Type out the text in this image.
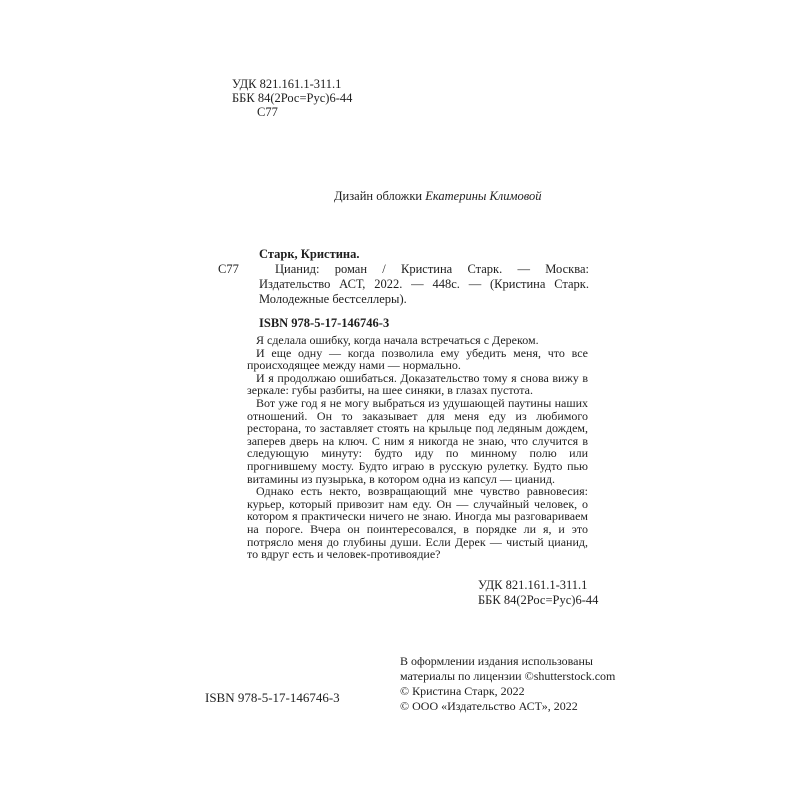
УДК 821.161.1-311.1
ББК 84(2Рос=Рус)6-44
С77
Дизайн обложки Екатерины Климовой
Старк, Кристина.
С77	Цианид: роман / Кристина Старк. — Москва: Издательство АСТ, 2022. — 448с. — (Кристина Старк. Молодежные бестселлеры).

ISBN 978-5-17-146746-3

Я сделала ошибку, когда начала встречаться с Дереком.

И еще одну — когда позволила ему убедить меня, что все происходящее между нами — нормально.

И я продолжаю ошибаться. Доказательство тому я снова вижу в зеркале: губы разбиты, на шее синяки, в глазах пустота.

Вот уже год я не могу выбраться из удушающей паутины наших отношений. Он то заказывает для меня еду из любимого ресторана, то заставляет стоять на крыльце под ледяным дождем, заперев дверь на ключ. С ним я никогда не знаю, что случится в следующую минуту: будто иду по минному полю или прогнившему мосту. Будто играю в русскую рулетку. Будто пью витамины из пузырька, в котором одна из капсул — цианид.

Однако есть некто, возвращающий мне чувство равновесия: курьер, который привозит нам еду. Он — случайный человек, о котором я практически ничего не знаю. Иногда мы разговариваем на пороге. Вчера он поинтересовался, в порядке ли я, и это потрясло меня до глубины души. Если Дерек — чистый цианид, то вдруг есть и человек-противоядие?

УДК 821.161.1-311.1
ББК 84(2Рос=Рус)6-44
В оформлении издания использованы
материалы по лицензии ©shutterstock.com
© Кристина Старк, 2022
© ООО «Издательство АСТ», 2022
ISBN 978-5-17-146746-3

====

**Exercise:** What is the number of lines holding the word "Кристина"? State it alone.

**Reply to the task:** 3